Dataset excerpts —
** Begin **

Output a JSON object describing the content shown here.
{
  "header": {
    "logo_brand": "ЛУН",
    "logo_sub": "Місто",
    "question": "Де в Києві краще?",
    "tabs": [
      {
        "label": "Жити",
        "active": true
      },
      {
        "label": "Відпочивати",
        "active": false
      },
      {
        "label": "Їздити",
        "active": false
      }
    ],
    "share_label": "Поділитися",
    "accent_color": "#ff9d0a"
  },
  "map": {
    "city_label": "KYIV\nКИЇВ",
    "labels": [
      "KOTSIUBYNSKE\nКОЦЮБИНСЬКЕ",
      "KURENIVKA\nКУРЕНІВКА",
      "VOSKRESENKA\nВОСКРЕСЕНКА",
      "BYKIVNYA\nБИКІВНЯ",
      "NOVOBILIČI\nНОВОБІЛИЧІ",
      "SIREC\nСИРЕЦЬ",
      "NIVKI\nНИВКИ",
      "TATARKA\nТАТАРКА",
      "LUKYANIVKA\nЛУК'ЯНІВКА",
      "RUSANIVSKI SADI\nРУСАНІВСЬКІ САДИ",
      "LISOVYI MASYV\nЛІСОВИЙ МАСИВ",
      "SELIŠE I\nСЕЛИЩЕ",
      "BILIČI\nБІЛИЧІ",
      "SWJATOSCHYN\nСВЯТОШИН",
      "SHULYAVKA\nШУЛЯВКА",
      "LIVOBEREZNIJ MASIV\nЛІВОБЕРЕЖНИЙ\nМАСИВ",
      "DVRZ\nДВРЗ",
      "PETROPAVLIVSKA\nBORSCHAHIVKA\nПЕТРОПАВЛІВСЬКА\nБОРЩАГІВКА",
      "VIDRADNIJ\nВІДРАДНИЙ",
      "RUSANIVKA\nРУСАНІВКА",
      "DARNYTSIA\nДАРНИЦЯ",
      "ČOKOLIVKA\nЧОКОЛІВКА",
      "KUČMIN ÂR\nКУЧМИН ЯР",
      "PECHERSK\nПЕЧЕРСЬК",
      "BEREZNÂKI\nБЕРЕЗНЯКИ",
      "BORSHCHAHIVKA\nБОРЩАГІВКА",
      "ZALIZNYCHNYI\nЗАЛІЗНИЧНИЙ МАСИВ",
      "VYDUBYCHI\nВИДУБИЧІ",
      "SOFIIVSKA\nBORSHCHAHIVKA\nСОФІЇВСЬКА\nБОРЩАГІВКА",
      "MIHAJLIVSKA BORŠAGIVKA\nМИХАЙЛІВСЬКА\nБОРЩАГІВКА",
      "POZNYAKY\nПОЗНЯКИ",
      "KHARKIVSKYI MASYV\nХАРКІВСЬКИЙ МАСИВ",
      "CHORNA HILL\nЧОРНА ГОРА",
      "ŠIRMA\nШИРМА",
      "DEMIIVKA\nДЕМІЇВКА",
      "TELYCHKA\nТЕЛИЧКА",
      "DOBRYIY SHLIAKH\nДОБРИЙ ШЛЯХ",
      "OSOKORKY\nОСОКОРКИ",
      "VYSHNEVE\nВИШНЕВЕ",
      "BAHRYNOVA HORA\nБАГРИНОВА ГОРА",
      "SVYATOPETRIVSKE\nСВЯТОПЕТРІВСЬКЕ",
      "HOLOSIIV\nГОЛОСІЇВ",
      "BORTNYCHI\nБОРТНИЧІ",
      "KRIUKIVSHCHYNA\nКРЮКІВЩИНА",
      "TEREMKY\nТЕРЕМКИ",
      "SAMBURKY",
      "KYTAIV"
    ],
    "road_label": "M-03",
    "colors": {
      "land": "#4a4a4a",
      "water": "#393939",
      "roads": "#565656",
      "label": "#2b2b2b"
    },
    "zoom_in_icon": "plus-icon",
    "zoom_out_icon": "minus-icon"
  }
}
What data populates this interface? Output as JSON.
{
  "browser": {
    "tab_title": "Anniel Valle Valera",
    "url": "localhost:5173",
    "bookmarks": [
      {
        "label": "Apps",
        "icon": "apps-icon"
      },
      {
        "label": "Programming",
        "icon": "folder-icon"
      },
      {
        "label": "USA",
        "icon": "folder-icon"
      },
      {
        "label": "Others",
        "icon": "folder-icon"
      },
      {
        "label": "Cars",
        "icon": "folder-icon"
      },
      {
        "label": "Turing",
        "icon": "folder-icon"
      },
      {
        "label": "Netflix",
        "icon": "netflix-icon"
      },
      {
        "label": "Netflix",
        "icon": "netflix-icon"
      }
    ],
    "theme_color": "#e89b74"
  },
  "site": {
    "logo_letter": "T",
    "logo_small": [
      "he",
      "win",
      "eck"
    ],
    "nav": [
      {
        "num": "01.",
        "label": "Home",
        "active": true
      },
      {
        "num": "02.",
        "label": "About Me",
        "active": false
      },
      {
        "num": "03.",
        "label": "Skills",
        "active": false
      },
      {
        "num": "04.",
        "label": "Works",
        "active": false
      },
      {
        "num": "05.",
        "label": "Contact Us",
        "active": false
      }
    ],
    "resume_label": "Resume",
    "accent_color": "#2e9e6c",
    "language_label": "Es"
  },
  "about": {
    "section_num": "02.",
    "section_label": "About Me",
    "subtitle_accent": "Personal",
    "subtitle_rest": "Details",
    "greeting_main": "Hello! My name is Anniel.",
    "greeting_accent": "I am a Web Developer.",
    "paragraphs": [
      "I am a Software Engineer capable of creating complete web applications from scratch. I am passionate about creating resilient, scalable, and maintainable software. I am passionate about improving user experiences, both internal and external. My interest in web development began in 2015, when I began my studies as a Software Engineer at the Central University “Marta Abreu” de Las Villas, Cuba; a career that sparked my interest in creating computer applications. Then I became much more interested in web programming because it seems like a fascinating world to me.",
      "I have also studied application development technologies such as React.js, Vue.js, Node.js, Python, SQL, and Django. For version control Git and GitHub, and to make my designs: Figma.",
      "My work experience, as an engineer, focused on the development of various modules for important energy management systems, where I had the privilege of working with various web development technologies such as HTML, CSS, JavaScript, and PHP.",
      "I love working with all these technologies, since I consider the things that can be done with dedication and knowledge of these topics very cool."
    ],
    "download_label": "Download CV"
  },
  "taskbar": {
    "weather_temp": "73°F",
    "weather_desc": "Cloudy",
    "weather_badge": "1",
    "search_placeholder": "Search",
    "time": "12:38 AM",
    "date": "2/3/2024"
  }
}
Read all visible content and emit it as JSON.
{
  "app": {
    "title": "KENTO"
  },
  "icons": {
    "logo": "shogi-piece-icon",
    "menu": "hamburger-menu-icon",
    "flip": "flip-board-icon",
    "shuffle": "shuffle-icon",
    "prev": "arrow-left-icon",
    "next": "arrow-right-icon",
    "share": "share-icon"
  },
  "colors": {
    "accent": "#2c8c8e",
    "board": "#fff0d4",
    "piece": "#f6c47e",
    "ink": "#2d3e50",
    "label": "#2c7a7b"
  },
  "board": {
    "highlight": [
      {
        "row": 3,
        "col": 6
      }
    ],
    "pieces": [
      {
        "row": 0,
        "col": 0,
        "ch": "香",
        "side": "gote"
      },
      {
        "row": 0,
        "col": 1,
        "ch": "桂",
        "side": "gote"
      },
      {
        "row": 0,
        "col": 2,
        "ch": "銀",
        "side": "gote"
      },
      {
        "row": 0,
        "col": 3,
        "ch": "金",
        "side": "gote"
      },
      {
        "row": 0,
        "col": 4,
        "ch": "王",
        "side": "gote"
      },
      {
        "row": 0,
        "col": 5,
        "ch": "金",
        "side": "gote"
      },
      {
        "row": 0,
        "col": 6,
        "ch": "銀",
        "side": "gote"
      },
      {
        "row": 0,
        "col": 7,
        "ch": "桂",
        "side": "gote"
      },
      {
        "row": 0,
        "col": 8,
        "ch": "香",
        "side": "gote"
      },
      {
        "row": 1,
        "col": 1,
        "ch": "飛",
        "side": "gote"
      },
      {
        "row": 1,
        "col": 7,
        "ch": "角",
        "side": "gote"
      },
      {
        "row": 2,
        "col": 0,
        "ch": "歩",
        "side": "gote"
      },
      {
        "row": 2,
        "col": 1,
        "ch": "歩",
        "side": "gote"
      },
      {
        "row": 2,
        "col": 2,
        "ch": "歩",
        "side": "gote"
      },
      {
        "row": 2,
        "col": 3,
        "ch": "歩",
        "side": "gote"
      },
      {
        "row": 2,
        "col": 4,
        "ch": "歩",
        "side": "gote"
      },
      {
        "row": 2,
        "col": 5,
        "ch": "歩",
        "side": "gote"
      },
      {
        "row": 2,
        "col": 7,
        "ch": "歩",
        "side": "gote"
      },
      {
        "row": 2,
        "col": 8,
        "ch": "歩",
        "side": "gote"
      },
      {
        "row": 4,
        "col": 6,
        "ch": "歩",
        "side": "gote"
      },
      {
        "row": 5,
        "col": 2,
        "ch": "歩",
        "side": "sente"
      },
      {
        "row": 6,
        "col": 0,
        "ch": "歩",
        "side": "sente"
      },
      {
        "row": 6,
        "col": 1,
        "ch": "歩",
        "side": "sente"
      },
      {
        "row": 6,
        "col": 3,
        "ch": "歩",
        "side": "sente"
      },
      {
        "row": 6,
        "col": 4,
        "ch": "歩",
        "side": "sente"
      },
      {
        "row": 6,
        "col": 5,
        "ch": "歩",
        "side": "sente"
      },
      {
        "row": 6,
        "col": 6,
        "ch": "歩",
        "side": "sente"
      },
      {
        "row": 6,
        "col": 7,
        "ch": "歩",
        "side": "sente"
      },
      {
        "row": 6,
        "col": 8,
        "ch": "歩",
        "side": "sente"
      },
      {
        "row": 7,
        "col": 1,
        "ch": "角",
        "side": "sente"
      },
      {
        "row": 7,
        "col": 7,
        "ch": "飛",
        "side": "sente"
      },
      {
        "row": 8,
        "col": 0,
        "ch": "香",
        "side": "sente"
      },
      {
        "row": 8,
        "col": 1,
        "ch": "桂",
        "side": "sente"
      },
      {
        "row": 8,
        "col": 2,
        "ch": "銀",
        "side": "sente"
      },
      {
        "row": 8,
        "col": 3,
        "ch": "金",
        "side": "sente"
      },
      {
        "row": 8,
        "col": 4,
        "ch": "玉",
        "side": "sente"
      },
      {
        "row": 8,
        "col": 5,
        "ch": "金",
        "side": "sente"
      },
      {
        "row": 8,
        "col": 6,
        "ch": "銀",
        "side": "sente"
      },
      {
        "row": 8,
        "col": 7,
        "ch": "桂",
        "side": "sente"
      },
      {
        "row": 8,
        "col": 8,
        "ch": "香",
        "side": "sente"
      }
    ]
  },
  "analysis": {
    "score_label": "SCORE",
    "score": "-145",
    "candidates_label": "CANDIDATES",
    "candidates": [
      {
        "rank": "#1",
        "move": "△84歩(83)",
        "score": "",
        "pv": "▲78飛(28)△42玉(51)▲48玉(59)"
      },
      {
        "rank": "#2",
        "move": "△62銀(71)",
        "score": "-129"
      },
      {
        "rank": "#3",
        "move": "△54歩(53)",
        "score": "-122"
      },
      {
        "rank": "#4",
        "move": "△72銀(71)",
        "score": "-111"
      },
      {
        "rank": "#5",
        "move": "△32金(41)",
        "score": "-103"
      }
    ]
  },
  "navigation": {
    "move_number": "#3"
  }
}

** End **

Task to carry out —
Pull out all lines from the entries above that include the word "ГОРА".

Problem solution —
      "CHORNA HILL\nЧОРНА ГОРА",
      "BAHRYNOVA HORA\nБАГРИНОВА ГОРА",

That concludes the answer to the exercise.